Source data:
___

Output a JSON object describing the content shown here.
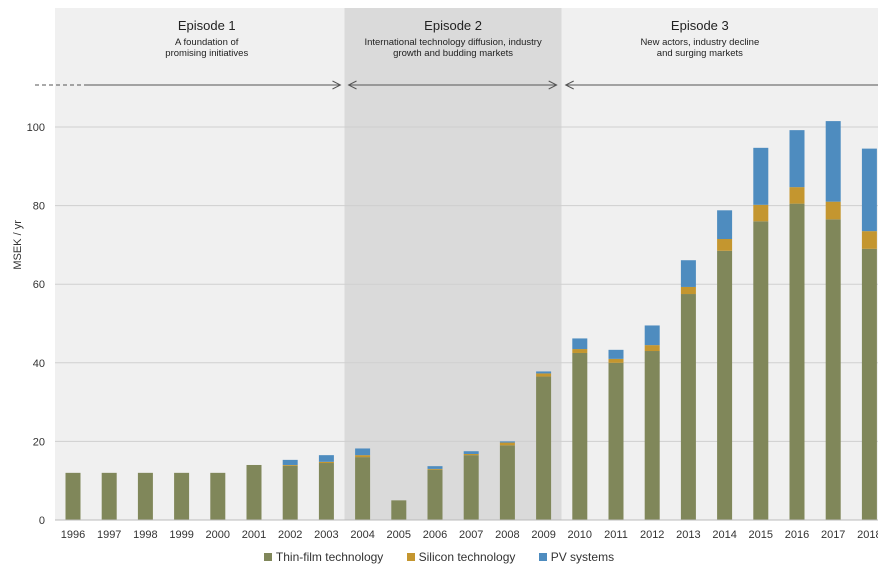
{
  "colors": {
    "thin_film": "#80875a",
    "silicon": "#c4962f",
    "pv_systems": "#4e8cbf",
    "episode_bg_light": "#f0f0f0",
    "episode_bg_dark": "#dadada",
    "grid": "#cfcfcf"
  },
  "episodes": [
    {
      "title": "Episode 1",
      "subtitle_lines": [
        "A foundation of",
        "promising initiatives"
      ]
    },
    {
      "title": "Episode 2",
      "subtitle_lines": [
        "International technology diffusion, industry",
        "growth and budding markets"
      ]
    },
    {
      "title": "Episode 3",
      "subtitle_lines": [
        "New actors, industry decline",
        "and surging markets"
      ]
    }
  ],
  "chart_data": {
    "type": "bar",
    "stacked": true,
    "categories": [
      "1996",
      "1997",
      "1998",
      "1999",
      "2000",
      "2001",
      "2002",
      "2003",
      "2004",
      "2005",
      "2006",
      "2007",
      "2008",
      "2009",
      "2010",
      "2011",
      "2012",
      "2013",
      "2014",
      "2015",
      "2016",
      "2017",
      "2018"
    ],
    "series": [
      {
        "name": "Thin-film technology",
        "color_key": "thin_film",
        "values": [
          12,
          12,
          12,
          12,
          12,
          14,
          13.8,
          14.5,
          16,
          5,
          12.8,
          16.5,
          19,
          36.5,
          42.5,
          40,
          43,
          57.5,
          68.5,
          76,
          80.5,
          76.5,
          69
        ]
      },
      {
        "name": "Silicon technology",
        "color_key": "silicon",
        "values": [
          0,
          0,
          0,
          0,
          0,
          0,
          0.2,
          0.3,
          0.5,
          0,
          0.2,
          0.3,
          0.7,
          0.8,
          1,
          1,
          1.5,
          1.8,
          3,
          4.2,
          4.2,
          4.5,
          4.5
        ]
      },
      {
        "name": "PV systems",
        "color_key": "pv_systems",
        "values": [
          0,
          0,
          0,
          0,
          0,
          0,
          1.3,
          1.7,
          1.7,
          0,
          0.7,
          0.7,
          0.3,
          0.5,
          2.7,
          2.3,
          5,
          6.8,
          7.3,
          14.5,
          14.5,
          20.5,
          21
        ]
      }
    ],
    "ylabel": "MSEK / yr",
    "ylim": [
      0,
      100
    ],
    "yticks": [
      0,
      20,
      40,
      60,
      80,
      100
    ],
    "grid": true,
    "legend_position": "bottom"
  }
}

___

- [WHAT IS EXPECTED]:
Output all the records, word for word, with no pictures in the copy.

- [EXPECTED OUTPUT]:
Output a JSON object describing the content shown here.
{
  "colors": {
    "thin_film": "#80875a",
    "silicon": "#c4962f",
    "pv_systems": "#4e8cbf",
    "episode_bg_light": "#f0f0f0",
    "episode_bg_dark": "#dadada",
    "grid": "#cfcfcf"
  },
  "episodes": [
    {
      "title": "Episode 1",
      "subtitle_lines": [
        "A foundation of",
        "promising initiatives"
      ]
    },
    {
      "title": "Episode 2",
      "subtitle_lines": [
        "International technology diffusion, industry",
        "growth and budding markets"
      ]
    },
    {
      "title": "Episode 3",
      "subtitle_lines": [
        "New actors, industry decline",
        "and surging markets"
      ]
    }
  ],
  "chart_data": {
    "type": "bar",
    "stacked": true,
    "categories": [
      "1996",
      "1997",
      "1998",
      "1999",
      "2000",
      "2001",
      "2002",
      "2003",
      "2004",
      "2005",
      "2006",
      "2007",
      "2008",
      "2009",
      "2010",
      "2011",
      "2012",
      "2013",
      "2014",
      "2015",
      "2016",
      "2017",
      "2018"
    ],
    "series": [
      {
        "name": "Thin-film technology",
        "color_key": "thin_film",
        "values": [
          12,
          12,
          12,
          12,
          12,
          14,
          13.8,
          14.5,
          16,
          5,
          12.8,
          16.5,
          19,
          36.5,
          42.5,
          40,
          43,
          57.5,
          68.5,
          76,
          80.5,
          76.5,
          69
        ]
      },
      {
        "name": "Silicon technology",
        "color_key": "silicon",
        "values": [
          0,
          0,
          0,
          0,
          0,
          0,
          0.2,
          0.3,
          0.5,
          0,
          0.2,
          0.3,
          0.7,
          0.8,
          1,
          1,
          1.5,
          1.8,
          3,
          4.2,
          4.2,
          4.5,
          4.5
        ]
      },
      {
        "name": "PV systems",
        "color_key": "pv_systems",
        "values": [
          0,
          0,
          0,
          0,
          0,
          0,
          1.3,
          1.7,
          1.7,
          0,
          0.7,
          0.7,
          0.3,
          0.5,
          2.7,
          2.3,
          5,
          6.8,
          7.3,
          14.5,
          14.5,
          20.5,
          21
        ]
      }
    ],
    "ylabel": "MSEK / yr",
    "ylim": [
      0,
      100
    ],
    "yticks": [
      0,
      20,
      40,
      60,
      80,
      100
    ],
    "grid": true,
    "legend_position": "bottom"
  }
}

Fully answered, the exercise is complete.